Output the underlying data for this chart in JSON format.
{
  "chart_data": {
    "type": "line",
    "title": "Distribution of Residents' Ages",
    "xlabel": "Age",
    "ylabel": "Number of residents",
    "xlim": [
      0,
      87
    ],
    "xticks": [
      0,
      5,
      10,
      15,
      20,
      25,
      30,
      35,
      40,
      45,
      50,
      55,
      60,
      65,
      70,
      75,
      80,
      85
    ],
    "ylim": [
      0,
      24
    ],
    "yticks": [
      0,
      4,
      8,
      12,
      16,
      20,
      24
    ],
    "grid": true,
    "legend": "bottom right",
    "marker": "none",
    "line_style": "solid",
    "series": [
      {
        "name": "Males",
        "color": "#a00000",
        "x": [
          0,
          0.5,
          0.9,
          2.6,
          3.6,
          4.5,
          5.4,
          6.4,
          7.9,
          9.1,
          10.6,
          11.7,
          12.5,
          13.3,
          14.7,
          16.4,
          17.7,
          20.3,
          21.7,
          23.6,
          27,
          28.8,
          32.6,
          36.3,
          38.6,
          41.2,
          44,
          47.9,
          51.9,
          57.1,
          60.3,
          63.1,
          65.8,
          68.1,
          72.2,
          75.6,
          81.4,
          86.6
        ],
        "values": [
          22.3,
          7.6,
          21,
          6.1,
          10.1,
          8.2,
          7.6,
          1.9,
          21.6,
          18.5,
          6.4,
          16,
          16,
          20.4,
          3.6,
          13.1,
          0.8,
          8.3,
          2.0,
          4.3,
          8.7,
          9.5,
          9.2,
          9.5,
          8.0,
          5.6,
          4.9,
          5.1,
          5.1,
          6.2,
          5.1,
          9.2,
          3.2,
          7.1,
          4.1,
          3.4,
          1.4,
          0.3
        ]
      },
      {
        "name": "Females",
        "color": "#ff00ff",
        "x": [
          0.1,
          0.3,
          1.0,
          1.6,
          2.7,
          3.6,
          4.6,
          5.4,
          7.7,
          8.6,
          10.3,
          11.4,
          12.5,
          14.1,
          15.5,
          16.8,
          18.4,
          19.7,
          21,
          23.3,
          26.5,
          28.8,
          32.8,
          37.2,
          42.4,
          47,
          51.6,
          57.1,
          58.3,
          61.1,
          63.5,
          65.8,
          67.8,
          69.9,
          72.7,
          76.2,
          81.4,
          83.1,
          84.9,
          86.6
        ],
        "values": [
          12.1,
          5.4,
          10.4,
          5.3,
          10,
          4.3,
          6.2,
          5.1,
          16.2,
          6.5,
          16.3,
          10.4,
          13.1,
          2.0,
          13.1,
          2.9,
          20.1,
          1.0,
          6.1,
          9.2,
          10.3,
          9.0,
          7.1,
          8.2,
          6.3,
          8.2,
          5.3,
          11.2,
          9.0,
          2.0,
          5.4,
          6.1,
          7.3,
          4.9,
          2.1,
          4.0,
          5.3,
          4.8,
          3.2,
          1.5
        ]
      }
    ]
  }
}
________________________________________
Please give back all of the records exactly as written.

Output the underlying data for this chart in JSON format.
{
  "chart_data": {
    "type": "line",
    "title": "Distribution of Residents' Ages",
    "xlabel": "Age",
    "ylabel": "Number of residents",
    "xlim": [
      0,
      87
    ],
    "xticks": [
      0,
      5,
      10,
      15,
      20,
      25,
      30,
      35,
      40,
      45,
      50,
      55,
      60,
      65,
      70,
      75,
      80,
      85
    ],
    "ylim": [
      0,
      24
    ],
    "yticks": [
      0,
      4,
      8,
      12,
      16,
      20,
      24
    ],
    "grid": true,
    "legend": "bottom right",
    "marker": "none",
    "line_style": "solid",
    "series": [
      {
        "name": "Males",
        "color": "#a00000",
        "x": [
          0,
          0.5,
          0.9,
          2.6,
          3.6,
          4.5,
          5.4,
          6.4,
          7.9,
          9.1,
          10.6,
          11.7,
          12.5,
          13.3,
          14.7,
          16.4,
          17.7,
          20.3,
          21.7,
          23.6,
          27,
          28.8,
          32.6,
          36.3,
          38.6,
          41.2,
          44,
          47.9,
          51.9,
          57.1,
          60.3,
          63.1,
          65.8,
          68.1,
          72.2,
          75.6,
          81.4,
          86.6
        ],
        "values": [
          22.3,
          7.6,
          21,
          6.1,
          10.1,
          8.2,
          7.6,
          1.9,
          21.6,
          18.5,
          6.4,
          16,
          16,
          20.4,
          3.6,
          13.1,
          0.8,
          8.3,
          2.0,
          4.3,
          8.7,
          9.5,
          9.2,
          9.5,
          8.0,
          5.6,
          4.9,
          5.1,
          5.1,
          6.2,
          5.1,
          9.2,
          3.2,
          7.1,
          4.1,
          3.4,
          1.4,
          0.3
        ]
      },
      {
        "name": "Females",
        "color": "#ff00ff",
        "x": [
          0.1,
          0.3,
          1.0,
          1.6,
          2.7,
          3.6,
          4.6,
          5.4,
          7.7,
          8.6,
          10.3,
          11.4,
          12.5,
          14.1,
          15.5,
          16.8,
          18.4,
          19.7,
          21,
          23.3,
          26.5,
          28.8,
          32.8,
          37.2,
          42.4,
          47,
          51.6,
          57.1,
          58.3,
          61.1,
          63.5,
          65.8,
          67.8,
          69.9,
          72.7,
          76.2,
          81.4,
          83.1,
          84.9,
          86.6
        ],
        "values": [
          12.1,
          5.4,
          10.4,
          5.3,
          10,
          4.3,
          6.2,
          5.1,
          16.2,
          6.5,
          16.3,
          10.4,
          13.1,
          2.0,
          13.1,
          2.9,
          20.1,
          1.0,
          6.1,
          9.2,
          10.3,
          9.0,
          7.1,
          8.2,
          6.3,
          8.2,
          5.3,
          11.2,
          9.0,
          2.0,
          5.4,
          6.1,
          7.3,
          4.9,
          2.1,
          4.0,
          5.3,
          4.8,
          3.2,
          1.5
        ]
      }
    ]
  }
}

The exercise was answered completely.